**ЗАДАНИЯ:**
- A) В тексте о турецких следах в казачьей культуре песня шаг за шагом ведёт от горы к телу казака. Перечислите по порядку все звенья этой цепочки, от горы до тела.
- B) Продолжите текст о турецких следах в казачьей культуре, начав сразу после последней строки приведённой песни.

Кроме того, заслуживает внимания тот факт, что всякое представление о тяжелой работе у нас, в казачестве, ассоциируется со словом «каторга». Но мало кто знает, что на самом деле каторга – это турецкое судно XVI–XVII вв., где работали гребцами прикованные пленные.
Кроме того, ныне мало кому известно, что распространенное слово «курган» тоже турецкое и означает «крепость».
И наконец, упоминание о турках я нашел в фольклоре, точнее – в песенном жанре: три старинные казачьи песни, записанные мною на территории Захоперья, я привожу дословно.
Под местечком было Журжею[1]
Ярославской было земле,
Там стояла Шат – высокая гора,
Еще дюжая гора.
Как под этой горою
Долинушка широкая,
Как на этой на долинке
Березочка стояла,
Как под этой под березкой
Могилушка глубокая,
Как во этой во могилке
Там сосновый гроб стоял,
Как во этом во гробке
Тело белое лежало.
Тело белое, нетленное
Дундукова казака.
Он не убит, не зарезан,
А свинцовой пулей скрозь прострелен,
Его верная берданка
При боку лежит,
Его добрый конь
В головах стоит.
«Вставай, вставай, мой хозяин,
Из турецкой земли,
Все наши товарищи
На Дон тихий поушли,
Отцу-матери родным Печаль-горе понесли».

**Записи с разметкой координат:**
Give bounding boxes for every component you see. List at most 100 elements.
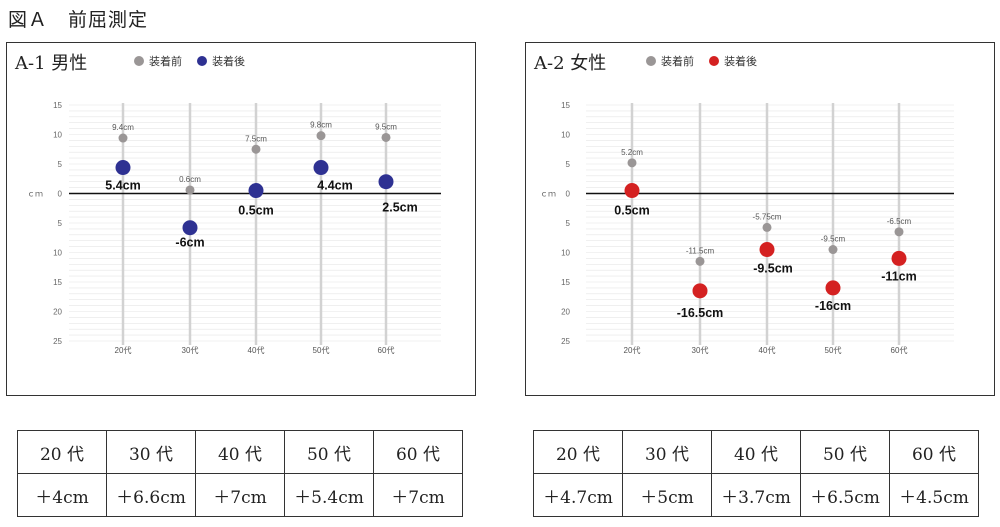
- data-label-after: -16.5cm: [677, 306, 724, 320]
- point-after: [891, 250, 907, 266]
- table-value-cell: ＋4cm: [17, 473, 107, 517]
- y-tick-label: 25: [53, 337, 62, 346]
- data-label-after: -6cm: [175, 236, 204, 250]
- legend-label-before: 装着前: [149, 56, 182, 68]
- gain-table-male: 20 代 30 代 40 代 50 代 60 代 ＋4cm ＋6.6cm ＋7c…: [17, 430, 463, 517]
- x-tick-label: 30代: [182, 345, 199, 355]
- table-header-cell: 60 代: [373, 430, 463, 474]
- legend-female: 装着前 装着後: [646, 53, 769, 69]
- panel-title-male: A-1 男性: [15, 53, 88, 74]
- data-label-before: -11.5cm: [686, 246, 715, 255]
- x-tick-label: 50代: [825, 345, 842, 355]
- y-tick-label: 25: [561, 337, 570, 346]
- y-tick-label: 5: [58, 160, 63, 169]
- legend-dot-before: [134, 56, 144, 66]
- y-tick-label: 10: [53, 131, 62, 140]
- data-label-before: 9.4cm: [112, 123, 134, 132]
- point-before: [381, 132, 391, 142]
- data-label-after: -9.5cm: [753, 262, 793, 276]
- table-header-cell: 20 代: [17, 430, 107, 474]
- y-tick-label: 10: [53, 249, 62, 258]
- point-after: [182, 220, 198, 236]
- table-header-cell: 40 代: [195, 430, 285, 474]
- table-value-cell: ＋7cm: [195, 473, 285, 517]
- data-label-before: 0.6cm: [179, 175, 201, 184]
- table-header-row: 20 代 30 代 40 代 50 代 60 代: [533, 430, 979, 474]
- table-value-row: ＋4cm ＋6.6cm ＋7cm ＋5.4cm ＋7cm: [17, 473, 463, 517]
- point-before: [695, 256, 705, 266]
- gain-table-female: 20 代 30 代 40 代 50 代 60 代 ＋4.7cm ＋5cm ＋3.…: [533, 430, 979, 517]
- data-label-after: 2.5cm: [382, 201, 417, 215]
- y-tick-label: 5: [58, 219, 63, 228]
- legend-item-before: 装着前: [134, 53, 182, 69]
- table-header-row: 20 代 30 代 40 代 50 代 60 代: [17, 430, 463, 474]
- y-tick-label: 15: [561, 278, 570, 287]
- point-before: [828, 245, 838, 255]
- chart-panel-female: 15 10 5 0 5 10 15 20 25 ｃｍ 20代 30代 40代 50代 60代 5.2cm -11…: [525, 42, 995, 396]
- x-tick-label: 40代: [759, 345, 776, 355]
- table-header-cell: 50 代: [800, 430, 890, 474]
- data-label-after: 0.5cm: [238, 204, 273, 218]
- table-value-cell: ＋5cm: [622, 473, 712, 517]
- y-axis-label: ｃｍ: [27, 190, 43, 199]
- data-label-after: 4.4cm: [317, 179, 352, 193]
- panel-title-female: A-2 女性: [534, 53, 607, 74]
- y-tick-label: 20: [53, 308, 62, 317]
- data-label-after: -16cm: [815, 299, 851, 313]
- table-header-cell: 20 代: [533, 430, 623, 474]
- point-after: [248, 183, 264, 199]
- data-label-after: 5.4cm: [105, 179, 140, 193]
- legend-label-after: 装着後: [724, 56, 758, 68]
- y-tick-label: 15: [561, 101, 570, 110]
- legend-male: 装着前 装着後: [134, 53, 257, 69]
- table-header-cell: 60 代: [889, 430, 979, 474]
- point-before: [762, 222, 772, 232]
- table-value-cell: ＋5.4cm: [284, 473, 374, 517]
- table-value-cell: ＋4.7cm: [533, 473, 623, 517]
- chart-female-svg: 15 10 5 0 5 10 15 20 25 ｃｍ 20代 30代 40代 50代 60代 5.2cm -11…: [540, 101, 954, 355]
- chart-panel-male: 15 10 5 0 5 10 15 20 25 ｃｍ 20代 30代 40代 50代 60代 9.4cm 0.6…: [6, 42, 476, 396]
- data-label-before: 5.2cm: [621, 148, 643, 157]
- x-tick-label: 50代: [313, 345, 330, 355]
- point-before: [118, 133, 128, 143]
- point-before: [251, 144, 261, 154]
- data-label-before: -9.5cm: [821, 235, 846, 244]
- table-value-cell: ＋3.7cm: [711, 473, 801, 517]
- point-after: [378, 174, 394, 190]
- table-header-cell: 50 代: [284, 430, 374, 474]
- legend-label-before: 装着前: [661, 56, 694, 68]
- data-label-before: -6.5cm: [887, 217, 912, 226]
- point-before: [894, 227, 904, 237]
- point-after: [313, 160, 329, 176]
- data-label-after: 0.5cm: [614, 204, 649, 218]
- y-tick-label: 10: [561, 249, 570, 258]
- table-value-cell: ＋6.6cm: [106, 473, 196, 517]
- x-tick-label: 20代: [115, 345, 132, 355]
- data-label-before: 9.5cm: [375, 122, 397, 131]
- legend-item-before: 装着前: [646, 53, 694, 69]
- point-after: [759, 242, 775, 258]
- point-before: [316, 131, 326, 141]
- legend-dot-before: [646, 56, 656, 66]
- table-header-cell: 30 代: [622, 430, 712, 474]
- y-axis-label: ｃｍ: [540, 190, 556, 199]
- table-value-row: ＋4.7cm ＋5cm ＋3.7cm ＋6.5cm ＋4.5cm: [533, 473, 979, 517]
- data-label-before: 7.5cm: [245, 134, 267, 143]
- x-tick-label: 30代: [692, 345, 709, 355]
- y-tick-label: 15: [53, 278, 62, 287]
- x-tick-label: 60代: [378, 345, 395, 355]
- y-tick-label: 0: [566, 190, 571, 199]
- y-tick-label: 10: [561, 131, 570, 140]
- chart-male-svg: 15 10 5 0 5 10 15 20 25 ｃｍ 20代 30代 40代 50代 60代 9.4cm 0.6…: [27, 101, 441, 355]
- y-tick-label: 5: [566, 219, 571, 228]
- point-before: [627, 158, 637, 168]
- point-after: [115, 160, 131, 176]
- y-tick-label: 20: [561, 308, 570, 317]
- table-value-cell: ＋4.5cm: [889, 473, 979, 517]
- legend-item-after: 装着後: [197, 53, 245, 69]
- point-after: [624, 183, 640, 199]
- y-tick-label: 15: [53, 101, 62, 110]
- table-value-cell: ＋6.5cm: [800, 473, 890, 517]
- table-value-cell: ＋7cm: [373, 473, 463, 517]
- x-tick-label: 40代: [248, 345, 265, 355]
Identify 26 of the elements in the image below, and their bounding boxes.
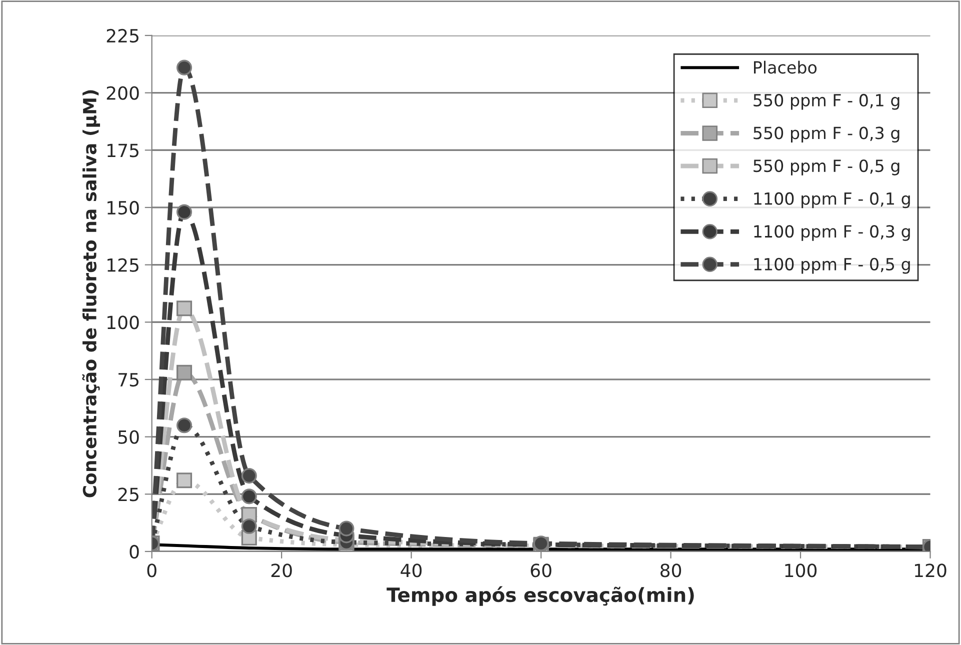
legend-label: 1100 ppm F - 0,5 g <box>754 258 910 274</box>
y-tick-label: 125 <box>108 258 138 272</box>
legend-label: 1100 ppm F - 0,3 g <box>754 225 910 241</box>
legend-label: 550 ppm F - 0,3 g <box>754 126 900 143</box>
legend-label: Placebo <box>754 60 817 74</box>
x-tick-label: 80 <box>660 564 682 578</box>
x-tick-label: 0 <box>147 564 156 578</box>
x-axis-title: Tempo após escovação(min) <box>386 586 694 606</box>
legend-label: 1100 ppm F - 0,1 g <box>754 192 910 208</box>
y-tick-label: 50 <box>118 430 139 444</box>
x-tick-label: 40 <box>400 564 422 578</box>
x-tick-label: 120 <box>915 564 946 578</box>
x-tick-label: 20 <box>271 564 292 578</box>
y-tick-label: 175 <box>108 144 138 158</box>
x-tick-label: 60 <box>530 564 552 578</box>
x-tick-label: 100 <box>785 564 817 578</box>
y-tick-label: 200 <box>106 86 139 100</box>
y-tick-label: 150 <box>108 200 139 215</box>
y-tick-label: 25 <box>118 488 138 502</box>
y-tick-label: 0 <box>130 544 139 559</box>
legend-label: 550 ppm F - 0,5 g <box>754 159 900 176</box>
y-tick-label: 100 <box>108 316 139 330</box>
y-tick-label: 225 <box>106 28 138 43</box>
legend-label: 550 ppm F - 0,1 g <box>754 94 900 110</box>
y-axis-title: Concentração de fluoreto na saliva (μM) <box>82 90 100 498</box>
y-tick-label: 75 <box>118 373 138 387</box>
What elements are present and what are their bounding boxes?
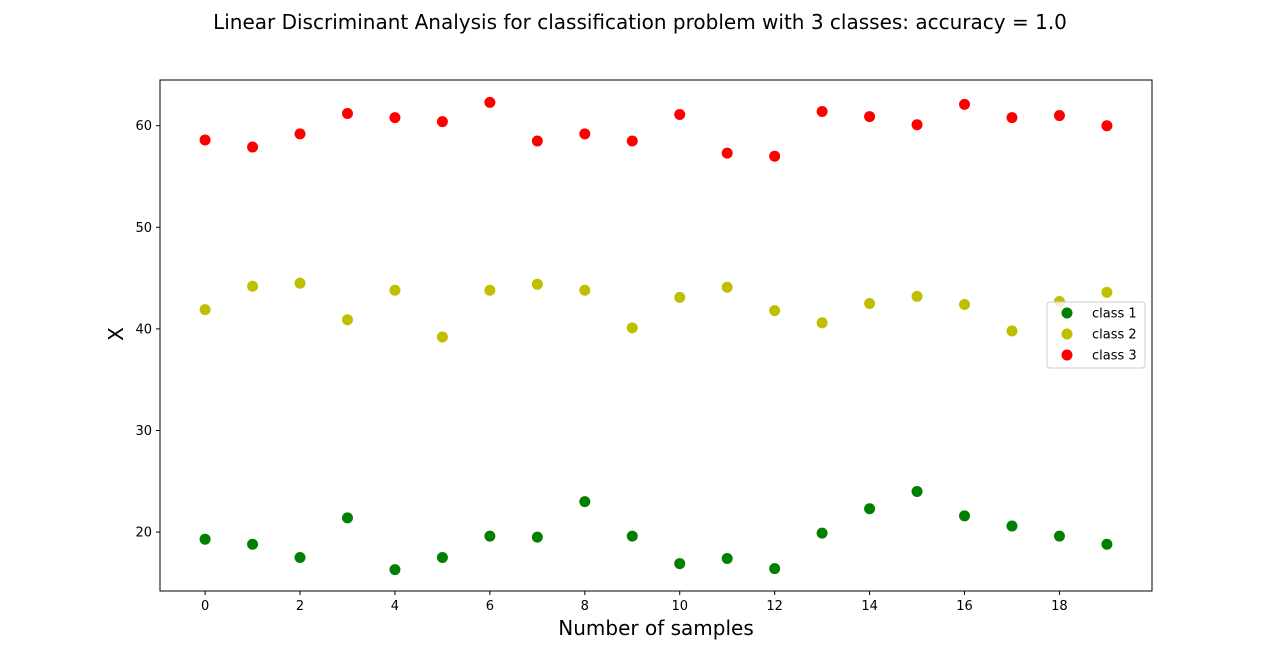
data-point	[341, 314, 353, 326]
data-point	[484, 284, 496, 296]
x-tick-label: 0	[201, 599, 209, 614]
data-point	[1006, 520, 1018, 532]
data-point	[531, 278, 543, 290]
x-tick-label: 16	[956, 599, 973, 614]
legend: class 1 class 2 class 3	[1046, 301, 1146, 369]
data-points	[199, 96, 1113, 576]
data-point	[484, 96, 496, 108]
data-point	[959, 510, 971, 522]
data-point	[1101, 120, 1113, 132]
data-point	[1053, 110, 1065, 122]
data-point	[674, 109, 686, 121]
data-point	[911, 290, 923, 302]
data-point	[864, 111, 876, 123]
data-point	[1006, 112, 1018, 124]
y-tick-label: 50	[135, 221, 152, 236]
data-point	[1006, 325, 1018, 337]
data-point	[389, 564, 401, 576]
y-axis-label: X	[104, 327, 128, 341]
data-point	[721, 147, 733, 159]
data-point	[579, 128, 591, 140]
data-point	[769, 305, 781, 317]
data-point	[389, 284, 401, 296]
series-2	[199, 277, 1113, 343]
data-point	[436, 331, 448, 343]
x-tick-label: 14	[861, 599, 878, 614]
y-tick-label: 60	[135, 119, 152, 134]
data-point	[816, 527, 828, 539]
data-point	[247, 538, 259, 550]
data-point	[436, 116, 448, 128]
data-point	[769, 150, 781, 162]
data-point	[1053, 530, 1065, 542]
data-point	[911, 485, 923, 497]
y-axis-ticks: 20 30 40 50 60	[135, 119, 160, 541]
x-tick-label: 10	[671, 599, 688, 614]
x-axis-ticks: 0 2 4 6 8 10 12 14 16 18	[201, 591, 1068, 614]
data-point	[341, 108, 353, 120]
legend-marker	[1061, 349, 1073, 361]
y-tick-label: 30	[135, 424, 152, 439]
data-point	[484, 530, 496, 542]
data-point	[389, 112, 401, 124]
data-point	[579, 284, 591, 296]
legend-box	[1046, 301, 1146, 369]
data-point	[341, 512, 353, 524]
data-point	[674, 291, 686, 303]
data-point	[721, 281, 733, 293]
data-point	[294, 551, 306, 563]
data-point	[294, 128, 306, 140]
data-point	[816, 105, 828, 117]
x-tick-label: 12	[766, 599, 783, 614]
x-tick-label: 18	[1051, 599, 1068, 614]
chart-title: Linear Discriminant Analysis for classif…	[213, 10, 1067, 34]
series-3	[199, 96, 1113, 162]
data-point	[436, 551, 448, 563]
data-point	[959, 299, 971, 311]
data-point	[294, 277, 306, 289]
data-point	[816, 317, 828, 329]
data-point	[626, 530, 638, 542]
legend-marker	[1061, 328, 1073, 340]
data-point	[864, 503, 876, 515]
data-point	[959, 98, 971, 110]
x-tick-label: 6	[486, 599, 494, 614]
data-point	[1101, 538, 1113, 550]
legend-marker	[1061, 307, 1073, 319]
legend-label: class 2	[1092, 328, 1137, 343]
data-point	[531, 531, 543, 543]
data-point	[674, 558, 686, 570]
data-point	[579, 496, 591, 508]
data-point	[531, 135, 543, 147]
legend-label: class 3	[1092, 349, 1137, 364]
data-point	[247, 141, 259, 153]
data-point	[626, 135, 638, 147]
x-axis-label: Number of samples	[558, 616, 753, 640]
data-point	[247, 280, 259, 292]
data-point	[199, 134, 211, 146]
data-point	[864, 297, 876, 309]
x-tick-label: 8	[581, 599, 589, 614]
data-point	[911, 119, 923, 131]
data-point	[626, 322, 638, 334]
data-point	[1101, 286, 1113, 298]
x-tick-label: 2	[296, 599, 304, 614]
series-1	[199, 485, 1113, 576]
y-tick-label: 20	[135, 526, 152, 541]
data-point	[721, 552, 733, 564]
y-tick-label: 40	[135, 322, 152, 337]
x-tick-label: 4	[391, 599, 399, 614]
plot-area	[159, 79, 1153, 592]
data-point	[769, 563, 781, 575]
data-point	[199, 533, 211, 545]
legend-label: class 1	[1092, 307, 1137, 322]
data-point	[199, 304, 211, 316]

**ОТВЕТЫ ПО ПОРЯДКУ:**
- A) Шат – высокая гора; долинушка широкая; березочка; могилушка глубокая; сосновый гроб; тело белое.

- B)
Просветил месяц
Долго, с вечера до полуночи,
С полуночи до белой зари,
Со белой зари до красна солнышка.
Не дает мне, младу,
Коня оседлать
И из гиена убежать,
Из туретчины.
Погиб, погиб аул Кавказа,
Погибли два брата родных,
Мой лук тугой,
Мой конь-орел крылатый,
Один, один остался я,
Один остался я на древе,
Как будто серый воробей.
Там хищный сокол летал над полями,
Как будто стая сизых голубей,
Не раз, не два в боях случалось,
Стрелял в меня донец,
Колол копьем –
Древко его ломалось,
Не раз пущал он свой злой свинец.
Скажи, султан, где панцирь делся,
Его ведь снял с меня донец,
Да ничей булат его не брал,
Насечка его была золотая,
А булат блестел, как в море волна.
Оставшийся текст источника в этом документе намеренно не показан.